==== Entries ====

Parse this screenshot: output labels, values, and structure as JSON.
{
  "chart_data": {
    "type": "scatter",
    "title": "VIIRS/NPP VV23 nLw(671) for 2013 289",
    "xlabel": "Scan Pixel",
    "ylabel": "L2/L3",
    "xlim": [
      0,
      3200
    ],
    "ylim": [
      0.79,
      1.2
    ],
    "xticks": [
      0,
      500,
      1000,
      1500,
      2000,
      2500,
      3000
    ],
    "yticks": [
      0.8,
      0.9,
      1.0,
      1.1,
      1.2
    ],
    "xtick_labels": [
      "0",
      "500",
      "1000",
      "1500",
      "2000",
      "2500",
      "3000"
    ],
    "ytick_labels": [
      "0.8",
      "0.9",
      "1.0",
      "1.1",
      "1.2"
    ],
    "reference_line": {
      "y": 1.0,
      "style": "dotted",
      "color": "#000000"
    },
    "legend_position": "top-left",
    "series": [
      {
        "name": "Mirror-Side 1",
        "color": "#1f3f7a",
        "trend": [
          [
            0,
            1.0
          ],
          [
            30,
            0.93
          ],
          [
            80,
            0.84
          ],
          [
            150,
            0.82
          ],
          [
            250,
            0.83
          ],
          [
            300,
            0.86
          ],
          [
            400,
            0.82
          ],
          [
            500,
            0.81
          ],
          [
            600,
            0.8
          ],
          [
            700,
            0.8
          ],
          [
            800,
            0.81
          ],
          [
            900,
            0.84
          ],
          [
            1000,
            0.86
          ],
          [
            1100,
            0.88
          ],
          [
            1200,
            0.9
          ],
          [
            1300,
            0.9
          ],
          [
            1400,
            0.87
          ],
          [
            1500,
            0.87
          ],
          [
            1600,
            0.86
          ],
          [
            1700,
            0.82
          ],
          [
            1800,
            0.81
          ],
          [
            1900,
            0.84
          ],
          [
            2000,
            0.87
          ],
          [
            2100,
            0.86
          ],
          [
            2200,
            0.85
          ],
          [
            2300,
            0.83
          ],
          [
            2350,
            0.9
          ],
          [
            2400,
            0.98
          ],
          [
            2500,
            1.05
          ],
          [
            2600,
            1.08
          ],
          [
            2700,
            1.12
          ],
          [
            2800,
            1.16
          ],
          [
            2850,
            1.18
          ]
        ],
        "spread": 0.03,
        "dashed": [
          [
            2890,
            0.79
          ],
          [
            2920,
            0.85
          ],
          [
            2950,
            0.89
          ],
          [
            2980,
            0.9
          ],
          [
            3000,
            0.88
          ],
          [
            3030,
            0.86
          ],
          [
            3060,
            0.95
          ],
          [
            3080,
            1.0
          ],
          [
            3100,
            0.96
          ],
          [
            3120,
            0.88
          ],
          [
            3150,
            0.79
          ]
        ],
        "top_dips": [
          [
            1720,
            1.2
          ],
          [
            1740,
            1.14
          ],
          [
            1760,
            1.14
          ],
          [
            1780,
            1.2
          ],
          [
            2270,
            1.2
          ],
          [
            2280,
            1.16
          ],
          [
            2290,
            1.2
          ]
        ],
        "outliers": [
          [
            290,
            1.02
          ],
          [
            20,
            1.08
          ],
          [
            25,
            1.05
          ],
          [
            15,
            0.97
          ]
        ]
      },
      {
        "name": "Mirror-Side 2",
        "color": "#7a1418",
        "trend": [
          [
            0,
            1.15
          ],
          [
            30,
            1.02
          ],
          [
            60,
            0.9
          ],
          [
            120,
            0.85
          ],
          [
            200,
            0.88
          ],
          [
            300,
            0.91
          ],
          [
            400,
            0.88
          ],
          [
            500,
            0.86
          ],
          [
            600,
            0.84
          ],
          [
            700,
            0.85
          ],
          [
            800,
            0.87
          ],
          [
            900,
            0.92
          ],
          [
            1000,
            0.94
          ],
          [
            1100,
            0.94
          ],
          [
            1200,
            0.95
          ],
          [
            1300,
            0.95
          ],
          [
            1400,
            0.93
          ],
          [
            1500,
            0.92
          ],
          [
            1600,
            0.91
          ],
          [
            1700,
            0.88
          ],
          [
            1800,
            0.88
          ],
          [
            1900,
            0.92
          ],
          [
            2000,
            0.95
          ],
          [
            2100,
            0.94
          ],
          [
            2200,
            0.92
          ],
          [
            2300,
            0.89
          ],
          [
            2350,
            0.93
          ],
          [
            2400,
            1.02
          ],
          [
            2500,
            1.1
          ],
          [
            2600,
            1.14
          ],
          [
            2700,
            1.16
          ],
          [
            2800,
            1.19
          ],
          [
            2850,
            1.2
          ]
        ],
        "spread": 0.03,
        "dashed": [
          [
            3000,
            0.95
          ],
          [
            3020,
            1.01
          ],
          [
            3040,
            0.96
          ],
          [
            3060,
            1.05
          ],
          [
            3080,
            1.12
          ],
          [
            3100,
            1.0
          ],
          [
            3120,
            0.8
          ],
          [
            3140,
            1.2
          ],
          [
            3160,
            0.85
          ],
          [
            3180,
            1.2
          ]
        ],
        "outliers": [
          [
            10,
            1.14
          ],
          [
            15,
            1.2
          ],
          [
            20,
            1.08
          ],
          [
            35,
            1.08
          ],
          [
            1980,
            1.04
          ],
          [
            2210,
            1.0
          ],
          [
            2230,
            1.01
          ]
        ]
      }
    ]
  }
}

====

**What is needed:** Copy out all lines above that include the string "Mirror".

**Output:**
        "name": "Mirror-Side 1",
        "name": "Mirror-Side 2",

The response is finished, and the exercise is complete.